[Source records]
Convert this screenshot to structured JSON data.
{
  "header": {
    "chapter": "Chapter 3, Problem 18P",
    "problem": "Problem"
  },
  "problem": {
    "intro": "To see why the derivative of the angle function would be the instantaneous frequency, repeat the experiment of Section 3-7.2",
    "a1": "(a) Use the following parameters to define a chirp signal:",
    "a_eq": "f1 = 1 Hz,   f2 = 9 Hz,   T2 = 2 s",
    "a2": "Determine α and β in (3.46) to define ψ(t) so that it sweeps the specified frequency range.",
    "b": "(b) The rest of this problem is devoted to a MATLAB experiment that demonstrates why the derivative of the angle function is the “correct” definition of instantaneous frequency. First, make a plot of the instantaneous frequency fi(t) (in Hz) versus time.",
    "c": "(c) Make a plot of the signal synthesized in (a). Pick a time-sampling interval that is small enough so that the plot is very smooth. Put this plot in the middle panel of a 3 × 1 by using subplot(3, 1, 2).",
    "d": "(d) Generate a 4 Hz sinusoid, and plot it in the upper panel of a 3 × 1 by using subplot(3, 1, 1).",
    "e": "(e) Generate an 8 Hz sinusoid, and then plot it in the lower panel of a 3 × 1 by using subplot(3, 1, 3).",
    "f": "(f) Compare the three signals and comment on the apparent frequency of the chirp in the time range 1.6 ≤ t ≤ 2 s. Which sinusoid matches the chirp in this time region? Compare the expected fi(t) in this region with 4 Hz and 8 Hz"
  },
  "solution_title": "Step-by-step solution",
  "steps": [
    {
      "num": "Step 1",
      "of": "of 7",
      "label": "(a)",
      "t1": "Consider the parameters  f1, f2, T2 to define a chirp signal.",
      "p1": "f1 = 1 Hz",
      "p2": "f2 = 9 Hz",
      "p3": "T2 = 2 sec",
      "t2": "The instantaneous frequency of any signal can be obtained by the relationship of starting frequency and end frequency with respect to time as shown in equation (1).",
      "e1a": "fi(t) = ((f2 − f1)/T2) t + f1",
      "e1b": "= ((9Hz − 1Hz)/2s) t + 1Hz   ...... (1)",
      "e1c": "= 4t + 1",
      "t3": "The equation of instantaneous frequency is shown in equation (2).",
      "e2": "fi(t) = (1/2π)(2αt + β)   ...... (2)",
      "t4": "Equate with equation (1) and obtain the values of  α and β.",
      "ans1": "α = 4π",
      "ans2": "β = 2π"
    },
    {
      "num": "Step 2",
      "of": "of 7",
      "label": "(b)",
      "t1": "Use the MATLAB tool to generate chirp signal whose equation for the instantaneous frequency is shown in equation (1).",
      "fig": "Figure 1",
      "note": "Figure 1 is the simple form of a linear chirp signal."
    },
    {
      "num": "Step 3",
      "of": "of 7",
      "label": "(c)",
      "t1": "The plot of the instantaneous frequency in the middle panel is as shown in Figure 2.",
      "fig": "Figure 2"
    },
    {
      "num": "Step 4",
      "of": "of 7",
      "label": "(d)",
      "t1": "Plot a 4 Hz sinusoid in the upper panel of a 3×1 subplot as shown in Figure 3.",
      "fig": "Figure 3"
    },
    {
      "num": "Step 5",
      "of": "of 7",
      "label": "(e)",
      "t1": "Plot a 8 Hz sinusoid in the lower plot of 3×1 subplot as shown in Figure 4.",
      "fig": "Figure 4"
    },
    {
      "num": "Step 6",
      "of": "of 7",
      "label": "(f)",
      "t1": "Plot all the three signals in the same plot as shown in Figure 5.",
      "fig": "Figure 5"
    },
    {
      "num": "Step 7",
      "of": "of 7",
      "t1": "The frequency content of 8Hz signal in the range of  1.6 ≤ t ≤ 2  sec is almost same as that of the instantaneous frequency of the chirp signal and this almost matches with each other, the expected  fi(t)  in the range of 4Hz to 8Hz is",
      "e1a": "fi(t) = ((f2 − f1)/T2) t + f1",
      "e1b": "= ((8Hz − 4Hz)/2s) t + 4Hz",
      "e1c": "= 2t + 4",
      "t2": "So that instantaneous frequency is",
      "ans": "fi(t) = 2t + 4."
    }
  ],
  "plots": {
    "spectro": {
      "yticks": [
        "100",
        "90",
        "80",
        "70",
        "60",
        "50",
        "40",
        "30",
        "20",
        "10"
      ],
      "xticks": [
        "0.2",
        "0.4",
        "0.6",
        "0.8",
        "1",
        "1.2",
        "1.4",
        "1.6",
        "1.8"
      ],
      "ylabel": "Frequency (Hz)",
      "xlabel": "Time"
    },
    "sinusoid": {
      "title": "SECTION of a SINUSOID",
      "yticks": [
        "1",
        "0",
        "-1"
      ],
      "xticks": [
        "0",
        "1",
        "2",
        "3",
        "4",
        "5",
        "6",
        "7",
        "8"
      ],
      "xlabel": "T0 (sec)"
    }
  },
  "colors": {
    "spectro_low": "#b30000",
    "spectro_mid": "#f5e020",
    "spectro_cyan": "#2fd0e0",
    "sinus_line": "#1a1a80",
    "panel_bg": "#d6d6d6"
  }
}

• **Task directions**
Transcribe each entry precisely, missing none.

• **Exercise result**
Convert this screenshot to structured JSON data.
{
  "header": {
    "chapter": "Chapter 3, Problem 18P",
    "problem": "Problem"
  },
  "problem": {
    "intro": "To see why the derivative of the angle function would be the instantaneous frequency, repeat the experiment of Section 3-7.2",
    "a1": "(a) Use the following parameters to define a chirp signal:",
    "a_eq": "f1 = 1 Hz,   f2 = 9 Hz,   T2 = 2 s",
    "a2": "Determine α and β in (3.46) to define ψ(t) so that it sweeps the specified frequency range.",
    "b": "(b) The rest of this problem is devoted to a MATLAB experiment that demonstrates why the derivative of the angle function is the “correct” definition of instantaneous frequency. First, make a plot of the instantaneous frequency fi(t) (in Hz) versus time.",
    "c": "(c) Make a plot of the signal synthesized in (a). Pick a time-sampling interval that is small enough so that the plot is very smooth. Put this plot in the middle panel of a 3 × 1 by using subplot(3, 1, 2).",
    "d": "(d) Generate a 4 Hz sinusoid, and plot it in the upper panel of a 3 × 1 by using subplot(3, 1, 1).",
    "e": "(e) Generate an 8 Hz sinusoid, and then plot it in the lower panel of a 3 × 1 by using subplot(3, 1, 3).",
    "f": "(f) Compare the three signals and comment on the apparent frequency of the chirp in the time range 1.6 ≤ t ≤ 2 s. Which sinusoid matches the chirp in this time region? Compare the expected fi(t) in this region with 4 Hz and 8 Hz"
  },
  "solution_title": "Step-by-step solution",
  "steps": [
    {
      "num": "Step 1",
      "of": "of 7",
      "label": "(a)",
      "t1": "Consider the parameters  f1, f2, T2 to define a chirp signal.",
      "p1": "f1 = 1 Hz",
      "p2": "f2 = 9 Hz",
      "p3": "T2 = 2 sec",
      "t2": "The instantaneous frequency of any signal can be obtained by the relationship of starting frequency and end frequency with respect to time as shown in equation (1).",
      "e1a": "fi(t) = ((f2 − f1)/T2) t + f1",
      "e1b": "= ((9Hz − 1Hz)/2s) t + 1Hz   ...... (1)",
      "e1c": "= 4t + 1",
      "t3": "The equation of instantaneous frequency is shown in equation (2).",
      "e2": "fi(t) = (1/2π)(2αt + β)   ...... (2)",
      "t4": "Equate with equation (1) and obtain the values of  α and β.",
      "ans1": "α = 4π",
      "ans2": "β = 2π"
    },
    {
      "num": "Step 2",
      "of": "of 7",
      "label": "(b)",
      "t1": "Use the MATLAB tool to generate chirp signal whose equation for the instantaneous frequency is shown in equation (1).",
      "fig": "Figure 1",
      "note": "Figure 1 is the simple form of a linear chirp signal."
    },
    {
      "num": "Step 3",
      "of": "of 7",
      "label": "(c)",
      "t1": "The plot of the instantaneous frequency in the middle panel is as shown in Figure 2.",
      "fig": "Figure 2"
    },
    {
      "num": "Step 4",
      "of": "of 7",
      "label": "(d)",
      "t1": "Plot a 4 Hz sinusoid in the upper panel of a 3×1 subplot as shown in Figure 3.",
      "fig": "Figure 3"
    },
    {
      "num": "Step 5",
      "of": "of 7",
      "label": "(e)",
      "t1": "Plot a 8 Hz sinusoid in the lower plot of 3×1 subplot as shown in Figure 4.",
      "fig": "Figure 4"
    },
    {
      "num": "Step 6",
      "of": "of 7",
      "label": "(f)",
      "t1": "Plot all the three signals in the same plot as shown in Figure 5.",
      "fig": "Figure 5"
    },
    {
      "num": "Step 7",
      "of": "of 7",
      "t1": "The frequency content of 8Hz signal in the range of  1.6 ≤ t ≤ 2  sec is almost same as that of the instantaneous frequency of the chirp signal and this almost matches with each other, the expected  fi(t)  in the range of 4Hz to 8Hz is",
      "e1a": "fi(t) = ((f2 − f1)/T2) t + f1",
      "e1b": "= ((8Hz − 4Hz)/2s) t + 4Hz",
      "e1c": "= 2t + 4",
      "t2": "So that instantaneous frequency is",
      "ans": "fi(t) = 2t + 4."
    }
  ],
  "plots": {
    "spectro": {
      "yticks": [
        "100",
        "90",
        "80",
        "70",
        "60",
        "50",
        "40",
        "30",
        "20",
        "10"
      ],
      "xticks": [
        "0.2",
        "0.4",
        "0.6",
        "0.8",
        "1",
        "1.2",
        "1.4",
        "1.6",
        "1.8"
      ],
      "ylabel": "Frequency (Hz)",
      "xlabel": "Time"
    },
    "sinusoid": {
      "title": "SECTION of a SINUSOID",
      "yticks": [
        "1",
        "0",
        "-1"
      ],
      "xticks": [
        "0",
        "1",
        "2",
        "3",
        "4",
        "5",
        "6",
        "7",
        "8"
      ],
      "xlabel": "T0 (sec)"
    }
  },
  "colors": {
    "spectro_low": "#b30000",
    "spectro_mid": "#f5e020",
    "spectro_cyan": "#2fd0e0",
    "sinus_line": "#1a1a80",
    "panel_bg": "#d6d6d6"
  }
}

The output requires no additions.